-- Problem requirements --
Copy every line of the data that includes the string "дверей".
===== The records
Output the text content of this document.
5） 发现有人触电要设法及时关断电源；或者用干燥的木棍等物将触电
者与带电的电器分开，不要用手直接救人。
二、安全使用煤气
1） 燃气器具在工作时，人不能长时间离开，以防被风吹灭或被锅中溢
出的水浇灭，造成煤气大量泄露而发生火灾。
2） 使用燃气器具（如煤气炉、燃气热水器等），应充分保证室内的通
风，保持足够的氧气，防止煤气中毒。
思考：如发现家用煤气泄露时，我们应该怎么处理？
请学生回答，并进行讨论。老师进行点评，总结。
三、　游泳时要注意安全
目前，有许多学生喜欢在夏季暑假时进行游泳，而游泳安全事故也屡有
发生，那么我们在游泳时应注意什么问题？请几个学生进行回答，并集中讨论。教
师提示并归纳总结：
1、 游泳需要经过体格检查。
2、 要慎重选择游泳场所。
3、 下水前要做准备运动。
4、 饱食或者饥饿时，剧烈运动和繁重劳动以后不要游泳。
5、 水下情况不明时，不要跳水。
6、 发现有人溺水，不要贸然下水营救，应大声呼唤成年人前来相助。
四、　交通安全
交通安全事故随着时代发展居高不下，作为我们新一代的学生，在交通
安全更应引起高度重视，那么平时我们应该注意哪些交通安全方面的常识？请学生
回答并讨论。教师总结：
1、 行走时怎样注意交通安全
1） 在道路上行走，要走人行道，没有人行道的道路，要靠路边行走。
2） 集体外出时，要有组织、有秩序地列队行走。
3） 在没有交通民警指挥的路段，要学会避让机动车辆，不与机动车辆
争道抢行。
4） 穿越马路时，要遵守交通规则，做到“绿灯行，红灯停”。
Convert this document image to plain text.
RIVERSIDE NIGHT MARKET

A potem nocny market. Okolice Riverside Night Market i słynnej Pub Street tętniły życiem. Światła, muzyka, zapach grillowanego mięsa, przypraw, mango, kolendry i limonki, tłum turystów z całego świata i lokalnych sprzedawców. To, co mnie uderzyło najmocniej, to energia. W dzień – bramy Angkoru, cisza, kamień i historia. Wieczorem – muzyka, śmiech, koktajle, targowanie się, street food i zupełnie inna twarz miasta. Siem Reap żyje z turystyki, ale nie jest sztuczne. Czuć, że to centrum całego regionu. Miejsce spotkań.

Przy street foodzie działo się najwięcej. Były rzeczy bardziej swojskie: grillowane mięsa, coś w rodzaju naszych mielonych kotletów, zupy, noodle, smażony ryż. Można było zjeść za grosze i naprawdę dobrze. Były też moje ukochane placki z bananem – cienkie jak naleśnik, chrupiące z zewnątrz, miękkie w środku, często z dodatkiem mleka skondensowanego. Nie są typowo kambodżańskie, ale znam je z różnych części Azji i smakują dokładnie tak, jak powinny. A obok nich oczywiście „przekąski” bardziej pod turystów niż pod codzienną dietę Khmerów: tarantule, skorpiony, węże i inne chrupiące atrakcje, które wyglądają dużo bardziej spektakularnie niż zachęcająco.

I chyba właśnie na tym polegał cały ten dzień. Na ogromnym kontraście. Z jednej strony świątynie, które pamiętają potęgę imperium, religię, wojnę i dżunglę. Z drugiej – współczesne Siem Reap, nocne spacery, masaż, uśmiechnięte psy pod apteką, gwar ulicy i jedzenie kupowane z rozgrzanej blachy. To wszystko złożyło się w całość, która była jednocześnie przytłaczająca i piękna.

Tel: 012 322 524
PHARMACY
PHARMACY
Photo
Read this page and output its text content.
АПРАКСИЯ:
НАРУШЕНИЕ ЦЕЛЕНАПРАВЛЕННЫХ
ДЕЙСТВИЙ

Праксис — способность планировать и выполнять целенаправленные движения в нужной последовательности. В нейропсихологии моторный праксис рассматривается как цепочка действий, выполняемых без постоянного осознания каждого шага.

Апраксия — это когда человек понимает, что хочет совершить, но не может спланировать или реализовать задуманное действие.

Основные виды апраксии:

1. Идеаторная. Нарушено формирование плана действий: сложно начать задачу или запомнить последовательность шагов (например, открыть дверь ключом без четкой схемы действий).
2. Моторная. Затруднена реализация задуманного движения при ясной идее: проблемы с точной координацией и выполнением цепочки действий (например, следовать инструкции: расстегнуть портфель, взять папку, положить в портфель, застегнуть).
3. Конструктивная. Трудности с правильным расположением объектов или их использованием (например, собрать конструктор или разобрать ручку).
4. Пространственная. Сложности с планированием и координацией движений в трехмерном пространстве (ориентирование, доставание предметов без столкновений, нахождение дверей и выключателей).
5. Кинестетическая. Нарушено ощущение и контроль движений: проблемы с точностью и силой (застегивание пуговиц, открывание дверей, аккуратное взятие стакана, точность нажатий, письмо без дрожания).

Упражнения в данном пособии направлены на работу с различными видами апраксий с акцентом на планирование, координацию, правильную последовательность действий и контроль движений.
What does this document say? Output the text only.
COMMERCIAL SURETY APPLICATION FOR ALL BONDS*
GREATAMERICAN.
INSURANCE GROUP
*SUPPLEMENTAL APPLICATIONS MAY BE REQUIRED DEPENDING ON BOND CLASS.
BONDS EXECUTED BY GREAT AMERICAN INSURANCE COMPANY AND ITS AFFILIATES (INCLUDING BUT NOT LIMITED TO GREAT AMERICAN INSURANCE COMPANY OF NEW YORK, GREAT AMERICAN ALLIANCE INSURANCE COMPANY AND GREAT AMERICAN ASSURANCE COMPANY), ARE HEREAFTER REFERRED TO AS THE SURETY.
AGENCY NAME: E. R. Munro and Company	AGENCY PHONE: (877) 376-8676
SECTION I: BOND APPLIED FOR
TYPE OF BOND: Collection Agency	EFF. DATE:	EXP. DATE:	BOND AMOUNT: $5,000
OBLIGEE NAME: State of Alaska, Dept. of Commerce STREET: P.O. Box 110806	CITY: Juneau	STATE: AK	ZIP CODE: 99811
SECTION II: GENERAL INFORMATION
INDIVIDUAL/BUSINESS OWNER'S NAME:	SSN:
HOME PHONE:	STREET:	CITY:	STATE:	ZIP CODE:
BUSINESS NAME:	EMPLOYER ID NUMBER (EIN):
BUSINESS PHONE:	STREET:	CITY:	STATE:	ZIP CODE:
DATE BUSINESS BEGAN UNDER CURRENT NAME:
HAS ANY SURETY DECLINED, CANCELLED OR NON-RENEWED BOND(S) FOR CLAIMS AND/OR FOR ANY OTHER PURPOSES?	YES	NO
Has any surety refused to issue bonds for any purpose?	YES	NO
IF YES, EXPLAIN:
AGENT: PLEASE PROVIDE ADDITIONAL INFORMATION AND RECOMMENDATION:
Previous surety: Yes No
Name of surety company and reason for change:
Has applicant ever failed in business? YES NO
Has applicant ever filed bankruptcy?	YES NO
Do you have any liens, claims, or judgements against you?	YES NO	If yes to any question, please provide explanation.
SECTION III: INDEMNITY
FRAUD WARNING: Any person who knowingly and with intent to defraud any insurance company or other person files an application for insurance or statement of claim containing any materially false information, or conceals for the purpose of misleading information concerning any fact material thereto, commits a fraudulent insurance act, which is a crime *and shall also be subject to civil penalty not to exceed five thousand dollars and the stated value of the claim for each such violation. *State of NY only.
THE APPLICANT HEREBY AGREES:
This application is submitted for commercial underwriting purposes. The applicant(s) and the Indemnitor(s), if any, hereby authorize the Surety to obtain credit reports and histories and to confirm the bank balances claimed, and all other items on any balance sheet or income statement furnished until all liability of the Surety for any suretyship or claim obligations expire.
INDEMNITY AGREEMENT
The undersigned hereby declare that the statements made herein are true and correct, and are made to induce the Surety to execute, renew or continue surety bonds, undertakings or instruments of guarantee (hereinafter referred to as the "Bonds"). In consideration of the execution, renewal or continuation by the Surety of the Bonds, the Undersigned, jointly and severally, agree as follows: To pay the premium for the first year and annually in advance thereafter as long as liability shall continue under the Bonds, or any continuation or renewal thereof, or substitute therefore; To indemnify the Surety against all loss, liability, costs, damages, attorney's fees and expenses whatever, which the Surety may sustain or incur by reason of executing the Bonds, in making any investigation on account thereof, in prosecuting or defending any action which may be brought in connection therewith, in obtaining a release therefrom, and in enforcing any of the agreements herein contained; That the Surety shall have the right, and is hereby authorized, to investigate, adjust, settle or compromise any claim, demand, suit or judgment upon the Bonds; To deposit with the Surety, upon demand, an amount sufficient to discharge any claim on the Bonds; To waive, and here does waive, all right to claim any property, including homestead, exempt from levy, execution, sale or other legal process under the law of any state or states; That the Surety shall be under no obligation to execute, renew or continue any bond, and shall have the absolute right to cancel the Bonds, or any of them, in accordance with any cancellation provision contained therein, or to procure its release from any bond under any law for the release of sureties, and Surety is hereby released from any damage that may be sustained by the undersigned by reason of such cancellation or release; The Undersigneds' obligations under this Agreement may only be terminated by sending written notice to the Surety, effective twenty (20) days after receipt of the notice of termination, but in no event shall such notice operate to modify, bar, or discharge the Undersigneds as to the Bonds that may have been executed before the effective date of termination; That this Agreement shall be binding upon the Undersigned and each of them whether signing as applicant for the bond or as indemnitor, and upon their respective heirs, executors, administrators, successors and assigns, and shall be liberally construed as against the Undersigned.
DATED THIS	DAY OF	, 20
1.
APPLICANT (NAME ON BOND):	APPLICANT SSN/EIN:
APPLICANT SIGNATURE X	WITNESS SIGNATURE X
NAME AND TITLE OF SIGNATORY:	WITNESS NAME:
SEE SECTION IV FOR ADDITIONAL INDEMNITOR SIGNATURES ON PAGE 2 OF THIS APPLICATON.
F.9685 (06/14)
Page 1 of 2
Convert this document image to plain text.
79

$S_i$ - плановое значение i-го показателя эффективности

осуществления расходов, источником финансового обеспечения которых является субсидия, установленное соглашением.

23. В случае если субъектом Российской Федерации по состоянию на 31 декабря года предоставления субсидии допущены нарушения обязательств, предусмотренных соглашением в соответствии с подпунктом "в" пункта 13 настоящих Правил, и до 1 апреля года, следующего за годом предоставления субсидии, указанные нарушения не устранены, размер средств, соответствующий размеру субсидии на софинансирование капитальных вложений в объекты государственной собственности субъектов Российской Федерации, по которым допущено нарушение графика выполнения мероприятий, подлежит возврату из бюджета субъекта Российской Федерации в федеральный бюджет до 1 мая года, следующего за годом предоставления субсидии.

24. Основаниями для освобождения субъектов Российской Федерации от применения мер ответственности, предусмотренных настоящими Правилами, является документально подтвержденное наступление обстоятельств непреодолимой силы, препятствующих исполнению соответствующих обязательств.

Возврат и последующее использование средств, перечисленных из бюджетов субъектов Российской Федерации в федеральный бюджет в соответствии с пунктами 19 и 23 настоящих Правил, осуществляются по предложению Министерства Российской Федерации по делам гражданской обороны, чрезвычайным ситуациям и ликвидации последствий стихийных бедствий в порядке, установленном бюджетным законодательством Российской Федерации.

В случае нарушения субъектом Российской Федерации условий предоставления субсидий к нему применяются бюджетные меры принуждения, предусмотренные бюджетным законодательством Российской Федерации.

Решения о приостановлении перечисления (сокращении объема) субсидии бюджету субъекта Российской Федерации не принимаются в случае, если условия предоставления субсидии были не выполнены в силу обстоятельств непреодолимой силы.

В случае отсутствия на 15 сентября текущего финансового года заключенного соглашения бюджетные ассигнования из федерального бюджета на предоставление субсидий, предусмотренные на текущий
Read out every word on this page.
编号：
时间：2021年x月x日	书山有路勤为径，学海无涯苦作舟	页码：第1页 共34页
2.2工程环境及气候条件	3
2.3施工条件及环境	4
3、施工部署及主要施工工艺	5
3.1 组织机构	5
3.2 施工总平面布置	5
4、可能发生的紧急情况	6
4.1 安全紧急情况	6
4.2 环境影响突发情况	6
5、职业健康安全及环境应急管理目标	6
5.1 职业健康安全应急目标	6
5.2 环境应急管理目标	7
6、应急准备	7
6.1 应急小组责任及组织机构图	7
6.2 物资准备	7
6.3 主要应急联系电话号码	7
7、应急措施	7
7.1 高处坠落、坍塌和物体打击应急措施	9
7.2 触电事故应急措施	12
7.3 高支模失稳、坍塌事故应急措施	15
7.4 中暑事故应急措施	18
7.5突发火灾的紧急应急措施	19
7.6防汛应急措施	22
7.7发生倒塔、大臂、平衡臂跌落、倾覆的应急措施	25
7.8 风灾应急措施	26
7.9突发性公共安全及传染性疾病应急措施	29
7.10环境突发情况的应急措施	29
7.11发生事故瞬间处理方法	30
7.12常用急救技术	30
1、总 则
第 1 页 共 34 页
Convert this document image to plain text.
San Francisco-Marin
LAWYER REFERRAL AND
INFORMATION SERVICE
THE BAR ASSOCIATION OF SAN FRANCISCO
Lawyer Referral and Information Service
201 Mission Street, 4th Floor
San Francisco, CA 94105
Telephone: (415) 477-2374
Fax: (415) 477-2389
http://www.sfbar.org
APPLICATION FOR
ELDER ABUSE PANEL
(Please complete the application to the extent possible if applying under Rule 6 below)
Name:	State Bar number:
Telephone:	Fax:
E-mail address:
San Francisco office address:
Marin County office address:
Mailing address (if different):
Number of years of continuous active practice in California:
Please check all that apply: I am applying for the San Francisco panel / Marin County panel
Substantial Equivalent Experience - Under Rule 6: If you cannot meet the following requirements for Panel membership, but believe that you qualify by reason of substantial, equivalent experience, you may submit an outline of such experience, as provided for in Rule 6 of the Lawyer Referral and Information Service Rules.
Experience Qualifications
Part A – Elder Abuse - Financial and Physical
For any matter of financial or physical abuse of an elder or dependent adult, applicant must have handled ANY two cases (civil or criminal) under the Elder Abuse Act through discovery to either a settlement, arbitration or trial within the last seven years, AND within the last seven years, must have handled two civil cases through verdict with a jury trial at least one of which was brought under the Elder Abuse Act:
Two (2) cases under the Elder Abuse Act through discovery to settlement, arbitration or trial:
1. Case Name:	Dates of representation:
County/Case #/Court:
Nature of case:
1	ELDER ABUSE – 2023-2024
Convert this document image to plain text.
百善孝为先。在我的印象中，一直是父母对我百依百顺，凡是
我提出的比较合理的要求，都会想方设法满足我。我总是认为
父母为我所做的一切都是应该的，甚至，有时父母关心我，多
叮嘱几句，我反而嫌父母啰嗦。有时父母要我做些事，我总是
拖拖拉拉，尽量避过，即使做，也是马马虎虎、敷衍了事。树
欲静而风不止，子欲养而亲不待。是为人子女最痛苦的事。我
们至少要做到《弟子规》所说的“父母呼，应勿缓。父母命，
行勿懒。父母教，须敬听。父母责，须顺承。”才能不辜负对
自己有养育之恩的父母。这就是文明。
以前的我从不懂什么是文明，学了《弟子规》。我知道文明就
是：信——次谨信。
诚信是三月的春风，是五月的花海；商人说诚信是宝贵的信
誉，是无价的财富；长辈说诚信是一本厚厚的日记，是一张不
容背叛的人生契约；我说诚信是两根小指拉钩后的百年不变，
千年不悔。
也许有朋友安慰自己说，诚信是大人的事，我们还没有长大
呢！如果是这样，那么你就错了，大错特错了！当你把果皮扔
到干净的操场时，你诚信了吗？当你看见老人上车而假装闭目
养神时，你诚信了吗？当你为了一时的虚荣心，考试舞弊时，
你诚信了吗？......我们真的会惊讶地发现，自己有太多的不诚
==========
-- Written solution --
4. Пространственная. Сложности с планированием и координацией движений в трехмерном пространстве (ориентирование, доставание предметов без столкновений, нахождение дверей и выключателей).
5. Кинестетическая. Нарушено ощущение и контроль движений: проблемы с точностью и силой (застегивание пуговиц, открывание дверей, аккуратное взятие стакана, точность нажатий, письмо без дрожания).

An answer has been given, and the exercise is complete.